Items listed in a dataset
— Begin —
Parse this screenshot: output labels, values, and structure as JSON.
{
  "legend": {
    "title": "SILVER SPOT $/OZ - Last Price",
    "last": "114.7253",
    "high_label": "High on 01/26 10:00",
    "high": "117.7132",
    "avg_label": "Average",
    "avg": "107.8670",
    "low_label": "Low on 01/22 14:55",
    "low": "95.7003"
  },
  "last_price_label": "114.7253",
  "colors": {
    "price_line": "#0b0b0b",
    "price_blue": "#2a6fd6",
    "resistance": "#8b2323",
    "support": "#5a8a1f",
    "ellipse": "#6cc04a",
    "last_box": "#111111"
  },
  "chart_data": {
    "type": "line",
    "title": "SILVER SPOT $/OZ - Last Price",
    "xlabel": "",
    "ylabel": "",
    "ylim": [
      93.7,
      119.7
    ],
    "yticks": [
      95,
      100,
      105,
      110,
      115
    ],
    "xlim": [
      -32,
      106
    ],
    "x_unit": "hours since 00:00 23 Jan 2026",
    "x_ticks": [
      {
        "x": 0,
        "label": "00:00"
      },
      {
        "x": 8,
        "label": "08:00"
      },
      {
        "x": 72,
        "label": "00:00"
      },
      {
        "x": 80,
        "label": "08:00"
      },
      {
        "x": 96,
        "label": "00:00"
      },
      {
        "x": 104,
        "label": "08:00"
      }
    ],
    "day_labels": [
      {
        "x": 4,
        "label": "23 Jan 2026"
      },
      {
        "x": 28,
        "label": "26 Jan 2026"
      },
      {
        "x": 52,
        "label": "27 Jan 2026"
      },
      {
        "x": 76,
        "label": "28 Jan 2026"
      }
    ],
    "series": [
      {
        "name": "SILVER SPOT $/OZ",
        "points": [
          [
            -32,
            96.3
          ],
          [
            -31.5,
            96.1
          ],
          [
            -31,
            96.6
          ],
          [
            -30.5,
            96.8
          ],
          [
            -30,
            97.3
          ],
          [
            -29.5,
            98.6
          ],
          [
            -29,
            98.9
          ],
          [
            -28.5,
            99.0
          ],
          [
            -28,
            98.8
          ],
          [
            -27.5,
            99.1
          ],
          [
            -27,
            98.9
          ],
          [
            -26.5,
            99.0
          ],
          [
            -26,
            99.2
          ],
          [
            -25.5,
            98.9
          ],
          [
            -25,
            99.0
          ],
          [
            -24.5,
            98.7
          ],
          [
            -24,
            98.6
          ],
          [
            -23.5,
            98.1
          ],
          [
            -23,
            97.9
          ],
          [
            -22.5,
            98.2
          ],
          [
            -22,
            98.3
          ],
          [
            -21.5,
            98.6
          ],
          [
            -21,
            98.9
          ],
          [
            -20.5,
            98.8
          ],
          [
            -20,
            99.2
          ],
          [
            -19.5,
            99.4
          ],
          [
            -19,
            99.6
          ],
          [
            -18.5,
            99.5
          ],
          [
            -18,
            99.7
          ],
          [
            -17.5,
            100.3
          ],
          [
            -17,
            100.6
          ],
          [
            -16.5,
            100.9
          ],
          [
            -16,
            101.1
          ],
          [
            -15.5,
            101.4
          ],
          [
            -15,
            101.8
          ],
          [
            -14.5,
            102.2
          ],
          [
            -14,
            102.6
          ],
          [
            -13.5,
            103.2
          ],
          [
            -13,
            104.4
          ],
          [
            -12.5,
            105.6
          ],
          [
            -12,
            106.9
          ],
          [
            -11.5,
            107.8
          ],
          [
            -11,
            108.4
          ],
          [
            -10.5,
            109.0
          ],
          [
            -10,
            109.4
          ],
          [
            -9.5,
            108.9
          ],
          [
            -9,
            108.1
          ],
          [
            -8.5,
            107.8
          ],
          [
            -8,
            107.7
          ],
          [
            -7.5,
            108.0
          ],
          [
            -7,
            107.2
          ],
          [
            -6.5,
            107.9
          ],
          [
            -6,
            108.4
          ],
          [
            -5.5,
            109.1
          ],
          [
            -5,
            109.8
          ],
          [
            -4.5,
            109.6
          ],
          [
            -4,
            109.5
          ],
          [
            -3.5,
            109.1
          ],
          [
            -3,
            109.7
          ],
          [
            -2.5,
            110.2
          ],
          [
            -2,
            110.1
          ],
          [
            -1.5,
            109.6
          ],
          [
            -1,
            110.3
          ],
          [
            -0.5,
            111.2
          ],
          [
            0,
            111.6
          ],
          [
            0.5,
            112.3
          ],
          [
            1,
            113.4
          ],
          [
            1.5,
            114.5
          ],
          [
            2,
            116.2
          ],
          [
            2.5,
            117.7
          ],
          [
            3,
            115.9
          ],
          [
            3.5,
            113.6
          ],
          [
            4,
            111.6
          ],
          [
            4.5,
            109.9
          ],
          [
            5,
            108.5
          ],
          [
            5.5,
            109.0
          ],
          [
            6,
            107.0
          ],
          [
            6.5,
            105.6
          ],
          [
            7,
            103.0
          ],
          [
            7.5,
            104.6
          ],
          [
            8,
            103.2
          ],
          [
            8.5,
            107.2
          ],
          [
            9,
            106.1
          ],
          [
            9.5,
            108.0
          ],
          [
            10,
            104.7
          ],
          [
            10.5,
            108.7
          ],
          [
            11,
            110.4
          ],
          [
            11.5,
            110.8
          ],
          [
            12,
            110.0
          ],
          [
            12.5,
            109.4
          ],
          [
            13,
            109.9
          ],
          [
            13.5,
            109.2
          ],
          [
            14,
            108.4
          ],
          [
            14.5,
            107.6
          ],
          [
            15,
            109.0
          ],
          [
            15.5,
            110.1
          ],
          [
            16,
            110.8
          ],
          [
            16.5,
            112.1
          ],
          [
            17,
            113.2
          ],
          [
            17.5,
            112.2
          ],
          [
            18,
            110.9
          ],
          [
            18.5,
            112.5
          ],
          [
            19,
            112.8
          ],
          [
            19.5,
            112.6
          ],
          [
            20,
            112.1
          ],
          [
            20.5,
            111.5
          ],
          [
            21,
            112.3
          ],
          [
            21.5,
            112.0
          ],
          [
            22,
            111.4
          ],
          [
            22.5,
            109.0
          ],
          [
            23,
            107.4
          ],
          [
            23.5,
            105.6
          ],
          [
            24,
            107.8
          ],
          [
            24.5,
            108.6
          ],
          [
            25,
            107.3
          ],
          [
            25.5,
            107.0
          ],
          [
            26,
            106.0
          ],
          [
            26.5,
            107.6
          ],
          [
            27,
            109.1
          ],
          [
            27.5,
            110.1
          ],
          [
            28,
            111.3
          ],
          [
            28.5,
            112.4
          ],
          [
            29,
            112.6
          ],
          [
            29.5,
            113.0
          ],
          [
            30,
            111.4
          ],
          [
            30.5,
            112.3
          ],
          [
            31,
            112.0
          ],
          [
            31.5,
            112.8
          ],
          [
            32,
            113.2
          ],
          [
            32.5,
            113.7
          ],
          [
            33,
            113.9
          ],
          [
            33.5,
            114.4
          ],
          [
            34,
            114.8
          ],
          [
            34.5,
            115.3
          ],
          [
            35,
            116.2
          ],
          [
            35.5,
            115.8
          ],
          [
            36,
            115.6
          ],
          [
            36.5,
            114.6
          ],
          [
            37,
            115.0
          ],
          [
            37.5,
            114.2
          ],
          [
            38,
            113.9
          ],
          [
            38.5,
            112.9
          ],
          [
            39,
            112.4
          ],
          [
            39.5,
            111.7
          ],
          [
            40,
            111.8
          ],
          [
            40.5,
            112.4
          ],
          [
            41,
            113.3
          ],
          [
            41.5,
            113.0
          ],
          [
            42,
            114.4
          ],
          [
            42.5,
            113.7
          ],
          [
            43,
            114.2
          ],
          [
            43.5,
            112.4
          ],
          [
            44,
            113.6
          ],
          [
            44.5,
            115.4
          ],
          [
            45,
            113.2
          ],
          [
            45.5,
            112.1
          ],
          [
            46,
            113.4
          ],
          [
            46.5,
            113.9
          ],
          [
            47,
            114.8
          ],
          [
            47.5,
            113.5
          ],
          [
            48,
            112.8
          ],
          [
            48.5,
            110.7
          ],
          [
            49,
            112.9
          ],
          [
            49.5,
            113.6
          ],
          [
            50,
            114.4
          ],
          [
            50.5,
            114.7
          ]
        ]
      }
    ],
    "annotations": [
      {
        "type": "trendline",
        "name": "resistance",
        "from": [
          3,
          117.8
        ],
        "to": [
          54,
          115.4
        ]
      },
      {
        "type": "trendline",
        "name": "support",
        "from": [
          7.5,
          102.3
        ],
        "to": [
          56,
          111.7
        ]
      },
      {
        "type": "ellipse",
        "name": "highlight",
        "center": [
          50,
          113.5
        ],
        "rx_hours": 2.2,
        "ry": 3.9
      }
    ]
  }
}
— End —
Task instructions: Determine the number of lines in the listing that contain the string "resistance". Write that number and nothing else.

Complete response: 2